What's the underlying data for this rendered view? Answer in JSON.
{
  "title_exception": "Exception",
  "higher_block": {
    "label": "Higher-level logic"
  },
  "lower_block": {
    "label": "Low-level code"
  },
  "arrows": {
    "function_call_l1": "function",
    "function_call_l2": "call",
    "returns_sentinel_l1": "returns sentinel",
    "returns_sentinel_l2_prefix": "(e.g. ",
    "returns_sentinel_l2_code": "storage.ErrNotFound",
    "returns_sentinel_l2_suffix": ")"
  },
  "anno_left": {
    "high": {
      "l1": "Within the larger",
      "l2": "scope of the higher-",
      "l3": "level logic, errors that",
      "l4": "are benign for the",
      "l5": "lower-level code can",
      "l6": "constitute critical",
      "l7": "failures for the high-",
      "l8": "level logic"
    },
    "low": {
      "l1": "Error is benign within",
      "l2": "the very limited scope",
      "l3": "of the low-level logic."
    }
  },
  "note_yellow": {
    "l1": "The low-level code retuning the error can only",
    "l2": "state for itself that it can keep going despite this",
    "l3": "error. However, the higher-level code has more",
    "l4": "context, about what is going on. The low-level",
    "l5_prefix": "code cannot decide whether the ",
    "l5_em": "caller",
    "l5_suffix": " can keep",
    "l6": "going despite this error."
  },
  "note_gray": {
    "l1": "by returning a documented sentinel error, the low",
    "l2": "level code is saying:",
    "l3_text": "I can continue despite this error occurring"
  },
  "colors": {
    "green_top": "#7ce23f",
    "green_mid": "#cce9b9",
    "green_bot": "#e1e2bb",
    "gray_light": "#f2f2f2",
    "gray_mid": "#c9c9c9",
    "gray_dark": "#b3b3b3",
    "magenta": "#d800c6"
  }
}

• • • • • • •

= Exercise =
Write down every line of the data above that includes the string "this".

= Exercise answer =
What's the underlying data for this rendered view? Answer in JSON.
    "l2": "state for itself that it can keep going despite this",
    "l6": "going despite this error."
    "l3_text": "I can continue despite this error occurring"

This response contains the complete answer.